> **REQUIREMENT**: Rewrite all of the entries below with the word "screenshot" replaced by "screen capture" and everything else left unchanged, leaving the pictures out of your answer.

> **INPUT MATERIAL**:

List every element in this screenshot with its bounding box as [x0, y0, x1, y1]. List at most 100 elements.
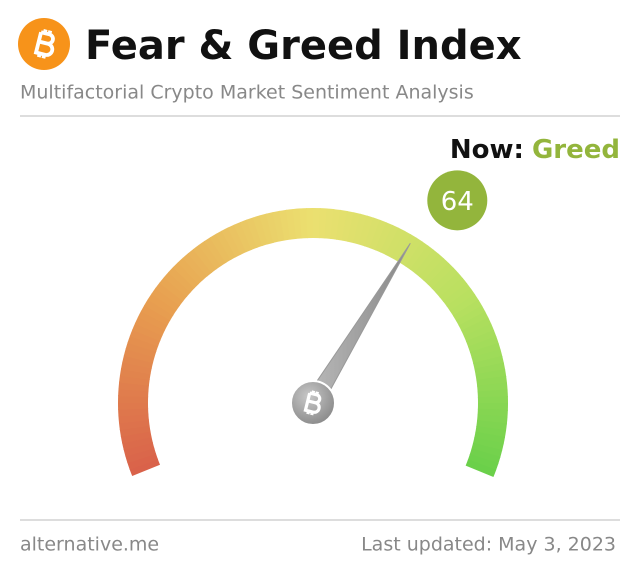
gauge-band — [227, 224, 247, 255]
now-label: Now: — [450, 135, 524, 165]
gauge-band — [374, 222, 394, 253]
gauge-band — [118, 407, 149, 417]
gauge-band — [477, 396, 508, 405]
gauge-band — [221, 227, 242, 258]
gauge-band — [203, 237, 227, 267]
gauge-band — [172, 262, 200, 289]
gauge-band — [465, 329, 497, 348]
gauge-band — [129, 458, 161, 477]
gauge-band — [369, 219, 387, 251]
gauge-band — [335, 209, 348, 241]
gauge-band — [140, 304, 171, 326]
gauge-band — [120, 430, 152, 444]
gauge-band — [151, 287, 181, 311]
gauge-band — [423, 258, 450, 285]
gauge-band — [390, 230, 412, 261]
gauge-band — [125, 341, 157, 358]
gauge: 64 — [117, 170, 508, 477]
gauge-band — [439, 277, 468, 303]
gauge-band — [471, 442, 503, 458]
gauge-band — [265, 212, 280, 243]
gauge-band — [330, 209, 342, 240]
gauge-band — [122, 436, 153, 451]
gauge-band — [474, 431, 506, 445]
gauge-band — [469, 448, 501, 465]
gauge-band — [246, 217, 263, 248]
gauge-band — [358, 215, 375, 247]
gauge-band — [472, 437, 504, 452]
gauge-band — [272, 210, 286, 242]
gauge-band — [475, 425, 507, 438]
gauge-band — [147, 293, 177, 316]
gauge-band — [279, 209, 291, 241]
gauge-band — [471, 349, 503, 364]
gauge-band — [477, 382, 508, 393]
gauge-band — [159, 276, 188, 302]
gauge-band — [155, 282, 184, 307]
gauge-band — [118, 413, 149, 424]
gauge-band — [233, 221, 252, 253]
gauge-band — [347, 212, 362, 244]
gauge-band — [118, 395, 149, 403]
gauge-band — [119, 425, 151, 437]
now-status: Now: Greed — [450, 135, 620, 165]
gauge-band — [209, 233, 232, 264]
gauge-band — [306, 208, 315, 239]
gauge-band — [476, 420, 507, 432]
hub-mark — [303, 390, 322, 416]
gauge-band — [465, 459, 497, 477]
gauge-band — [215, 230, 237, 261]
gauge-band — [449, 293, 479, 317]
gauge-band — [129, 329, 161, 347]
gauge-band — [446, 288, 476, 312]
last-updated: Last updated: May 3, 2023 — [361, 534, 616, 556]
gauge-band — [341, 210, 355, 242]
gauge-band — [127, 453, 158, 470]
source: alternative.me — [20, 534, 159, 556]
gauge-band — [252, 215, 269, 247]
gauge-band — [198, 240, 222, 270]
gauge-band — [474, 362, 506, 376]
gauge-band — [313, 208, 321, 239]
gauge-band — [117, 401, 149, 410]
value-label: 64 — [441, 187, 474, 217]
gauge-band — [468, 336, 499, 353]
gauge-band — [467, 453, 499, 471]
gauge-band — [132, 322, 163, 342]
gauge-band — [127, 335, 159, 353]
gauge-band — [414, 249, 440, 278]
gauge-band — [292, 208, 303, 239]
gauge-band — [427, 262, 454, 290]
subtitle: Multifactorial Crypto Market Sentiment A… — [20, 82, 474, 104]
logo-mark — [33, 29, 55, 59]
gauge-band — [380, 224, 400, 256]
gauge-band — [419, 253, 445, 281]
gauge-band — [477, 389, 508, 399]
gauge-band — [119, 368, 151, 381]
gauge-band — [477, 403, 508, 411]
gauge-band — [259, 213, 274, 245]
gauge-band — [120, 361, 152, 375]
gauge-band — [125, 447, 157, 464]
gauge-band — [469, 342, 501, 359]
gauge-band — [144, 298, 174, 321]
gauge-band — [187, 248, 213, 277]
gauge-band — [134, 316, 166, 336]
gauge-band — [455, 305, 486, 327]
gauge-band — [122, 354, 154, 369]
gauge-band — [137, 310, 168, 331]
gauge-band — [177, 257, 204, 285]
gauge-band — [363, 217, 381, 249]
gauge-band — [405, 241, 429, 271]
gauge-band — [168, 266, 195, 293]
value-badge — [427, 170, 488, 231]
gauge-band — [475, 369, 507, 381]
gauge-band — [299, 208, 309, 239]
gauge-band — [458, 311, 489, 332]
classification: Greed — [532, 135, 620, 165]
gauge-band — [119, 374, 150, 386]
gauge-band — [473, 355, 504, 370]
gauge-band — [192, 244, 217, 273]
gauge-band — [443, 282, 472, 307]
gauge-band — [123, 348, 155, 364]
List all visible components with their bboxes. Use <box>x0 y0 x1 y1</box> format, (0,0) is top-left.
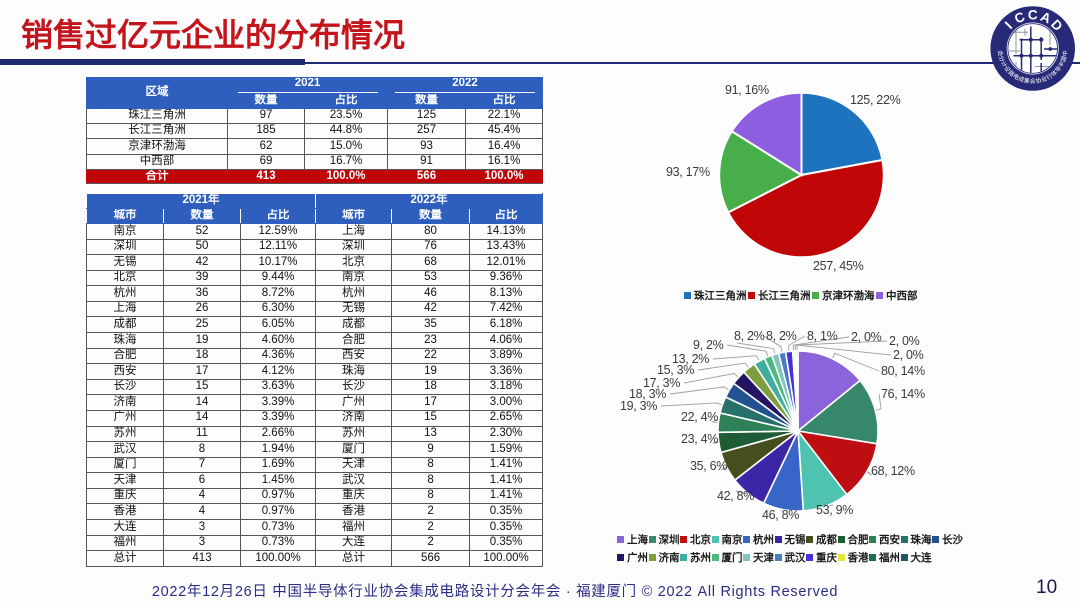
svg-text:成: 成 <box>1017 74 1025 84</box>
svg-text:集: 集 <box>1023 76 1030 85</box>
svg-text:业: 业 <box>1040 74 1048 84</box>
svg-text:半: 半 <box>1056 60 1066 69</box>
svg-text:体: 体 <box>1049 68 1059 78</box>
svg-text:设: 设 <box>1002 64 1012 74</box>
svg-text:会: 会 <box>996 50 1005 57</box>
svg-text:计: 计 <box>999 60 1009 69</box>
svg-text:会: 会 <box>1030 77 1036 85</box>
svg-text:国: 国 <box>1060 55 1069 63</box>
svg-text:路: 路 <box>1007 68 1017 78</box>
svg-text:C: C <box>1028 8 1038 23</box>
svg-text:中: 中 <box>1061 50 1070 57</box>
svg-text:电: 电 <box>1012 72 1021 82</box>
svg-text:分: 分 <box>997 55 1006 63</box>
svg-text:导: 导 <box>1054 65 1063 74</box>
svg-text:行: 行 <box>1045 72 1054 82</box>
svg-text:协: 协 <box>1035 76 1042 85</box>
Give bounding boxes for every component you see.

> **FINISHED TASK**:
List every element in this screen capture with its bounding box as [x0, y0, x1, y1]. List at most 100 elements.
gauge-band — [227, 224, 247, 255]
now-label: Now: — [450, 135, 524, 165]
gauge-band — [374, 222, 394, 253]
gauge-band — [118, 407, 149, 417]
gauge-band — [477, 396, 508, 405]
gauge-band — [221, 227, 242, 258]
gauge-band — [203, 237, 227, 267]
gauge-band — [172, 262, 200, 289]
gauge-band — [465, 329, 497, 348]
gauge-band — [129, 458, 161, 477]
gauge-band — [369, 219, 387, 251]
gauge-band — [335, 209, 348, 241]
gauge-band — [140, 304, 171, 326]
gauge-band — [120, 430, 152, 444]
gauge-band — [151, 287, 181, 311]
gauge-band — [423, 258, 450, 285]
gauge-band — [390, 230, 412, 261]
gauge-band — [125, 341, 157, 358]
gauge: 64 — [117, 170, 508, 477]
gauge-band — [439, 277, 468, 303]
gauge-band — [471, 442, 503, 458]
gauge-band — [265, 212, 280, 243]
gauge-band — [330, 209, 342, 240]
gauge-band — [122, 436, 153, 451]
gauge-band — [474, 431, 506, 445]
gauge-band — [469, 448, 501, 465]
gauge-band — [246, 217, 263, 248]
gauge-band — [358, 215, 375, 247]
gauge-band — [472, 437, 504, 452]
gauge-band — [272, 210, 286, 242]
gauge-band — [475, 425, 507, 438]
gauge-band — [147, 293, 177, 316]
gauge-band — [279, 209, 291, 241]
gauge-band — [471, 349, 503, 364]
gauge-band — [477, 382, 508, 393]
gauge-band — [159, 276, 188, 302]
gauge-band — [155, 282, 184, 307]
gauge-band — [118, 413, 149, 424]
gauge-band — [233, 221, 252, 253]
gauge-band — [347, 212, 362, 244]
gauge-band — [118, 395, 149, 403]
gauge-band — [119, 425, 151, 437]
now-status: Now: Greed — [450, 135, 620, 165]
gauge-band — [209, 233, 232, 264]
gauge-band — [306, 208, 315, 239]
gauge-band — [476, 420, 507, 432]
hub-mark — [303, 390, 322, 416]
gauge-band — [465, 459, 497, 477]
gauge-band — [215, 230, 237, 261]
gauge-band — [449, 293, 479, 317]
gauge-band — [129, 329, 161, 347]
gauge-band — [446, 288, 476, 312]
last-updated: Last updated: May 3, 2023 — [361, 534, 616, 556]
gauge-band — [341, 210, 355, 242]
gauge-band — [127, 453, 158, 470]
source: alternative.me — [20, 534, 159, 556]
gauge-band — [252, 215, 269, 247]
gauge-band — [198, 240, 222, 270]
gauge-band — [474, 362, 506, 376]
gauge-band — [313, 208, 321, 239]
gauge-band — [117, 401, 149, 410]
value-label: 64 — [441, 187, 474, 217]
gauge-band — [468, 336, 499, 353]
gauge-band — [467, 453, 499, 471]
gauge-band — [132, 322, 163, 342]
gauge-band — [127, 335, 159, 353]
gauge-band — [414, 249, 440, 278]
gauge-band — [292, 208, 303, 239]
gauge-band — [427, 262, 454, 290]
subtitle: Multifactorial Crypto Market Sentiment A… — [20, 82, 474, 104]
logo-mark — [33, 29, 55, 59]
gauge-band — [380, 224, 400, 256]
gauge-band — [419, 253, 445, 281]
gauge-band — [477, 389, 508, 399]
gauge-band — [119, 368, 151, 381]
gauge-band — [477, 403, 508, 411]
gauge-band — [259, 213, 274, 245]
gauge-band — [120, 361, 152, 375]
gauge-band — [125, 447, 157, 464]
gauge-band — [469, 342, 501, 359]
gauge-band — [144, 298, 174, 321]
gauge-band — [187, 248, 213, 277]
gauge-band — [134, 316, 166, 336]
gauge-band — [455, 305, 486, 327]
gauge-band — [122, 354, 154, 369]
gauge-band — [137, 310, 168, 331]
gauge-band — [177, 257, 204, 285]
gauge-band — [363, 217, 381, 249]
gauge-band — [405, 241, 429, 271]
gauge-band — [168, 266, 195, 293]
value-badge — [427, 170, 488, 231]
gauge-band — [475, 369, 507, 381]
gauge-band — [299, 208, 309, 239]
gauge-band — [458, 311, 489, 332]
classification: Greed — [532, 135, 620, 165]
gauge-band — [119, 374, 150, 386]
gauge-band — [473, 355, 504, 370]
gauge-band — [192, 244, 217, 273]
gauge-band — [443, 282, 472, 307]
gauge-band — [123, 348, 155, 364]
List all visible components with their bboxes. Use <box>x0 y0 x1 y1</box> format, (0,0) is top-left.
svg-text:成: 成 <box>1017 74 1025 84</box>
svg-text:集: 集 <box>1023 76 1030 85</box>
svg-text:业: 业 <box>1040 74 1048 84</box>
svg-text:半: 半 <box>1056 60 1066 69</box>
svg-text:体: 体 <box>1049 68 1059 78</box>
svg-text:设: 设 <box>1002 64 1012 74</box>
svg-text:会: 会 <box>996 50 1005 57</box>
svg-text:计: 计 <box>999 60 1009 69</box>
svg-text:会: 会 <box>1030 77 1036 85</box>
svg-text:国: 国 <box>1060 55 1069 63</box>
svg-text:路: 路 <box>1007 68 1017 78</box>
svg-text:C: C <box>1028 8 1038 23</box>
svg-text:中: 中 <box>1061 50 1070 57</box>
svg-text:电: 电 <box>1012 72 1021 82</box>
svg-text:分: 分 <box>997 55 1006 63</box>
svg-text:导: 导 <box>1054 65 1063 74</box>
svg-text:行: 行 <box>1045 72 1054 82</box>
svg-text:协: 协 <box>1035 76 1042 85</box>
Give bounding boxes for every component you see.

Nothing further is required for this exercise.